# Exercise instructions
Pull every line of the entries that has the word "calculator".

Collected data

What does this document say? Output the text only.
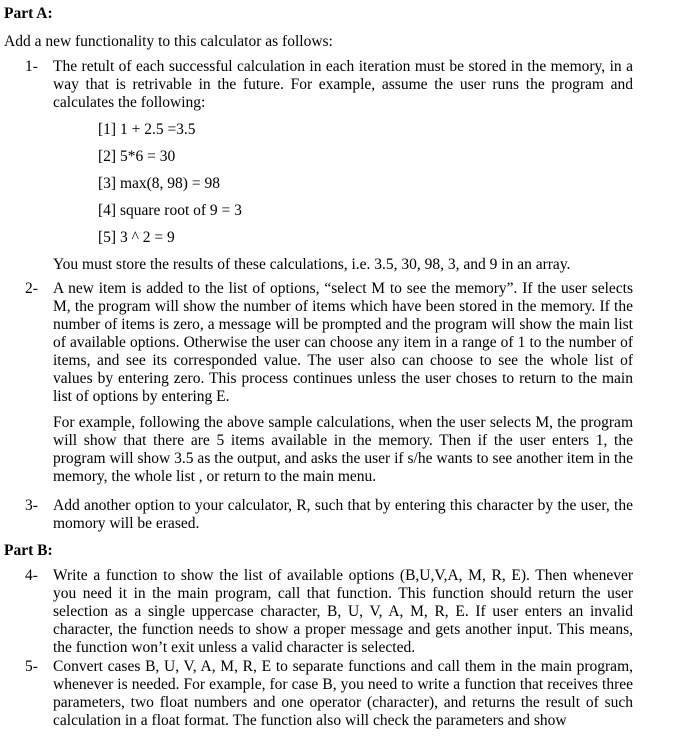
Part A:
Add a new functionality to this calculator as follows:
1- The retult of each successful calculation in each iteration must be stored in the memory, in a way that is retrivable in the future. For example, assume the user runs the program and calculates the following:
[1] 1 + 2.5 =3.5
[2] 5*6 = 30
[3] max(8, 98) = 98
[4] square root of 9 = 3
[5] 3 ^ 2 = 9
You must store the results of these calculations, i.e. 3.5, 30, 98, 3, and 9 in an array.
2- A new item is added to the list of options, “select M to see the memory”. If the user selects M, the program will show the number of items which have been stored in the memory. If the number of items is zero, a message will be prompted and the program will show the main list of available options. Otherwise the user can choose any item in a range of 1 to the number of items, and see its corresponded value. The user also can choose to see the whole list of values by entering zero. This process continues unless the user choses to return to the main list of options by entering E.

For example, following the above sample calculations, when the user selects M, the program will show that there are 5 items available in the memory. Then if the user enters 1, the program will show 3.5 as the output, and asks the user if s/he wants to see another item in the memory, the whole list , or return to the main menu.

3- Add another option to your calculator, R, such that by entering this character by the user, the momory will be erased.
Part B:
4- Write a function to show the list of available options (B,U,V,A, M, R, E). Then whenever you need it in the main program, call that function. This function should return the user selection as a single uppercase character, B, U, V, A, M, R, E. If user enters an invalid character, the function needs to show a proper message and gets another input. This means, the function won’t exit unless a valid character is selected.
5- Convert cases B, U, V, A, M, R, E to separate functions and call them in the main program, whenever is needed. For example, for case B, you need to write a function that receives three parameters, two float numbers and one operator (character), and returns the result of such calculation in a float format. The function also will check the parameters and show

# Task response
Add a new functionality to this calculator as follows:
3- Add another option to your calculator, R, such that by entering this character by the user, the momory will be erased.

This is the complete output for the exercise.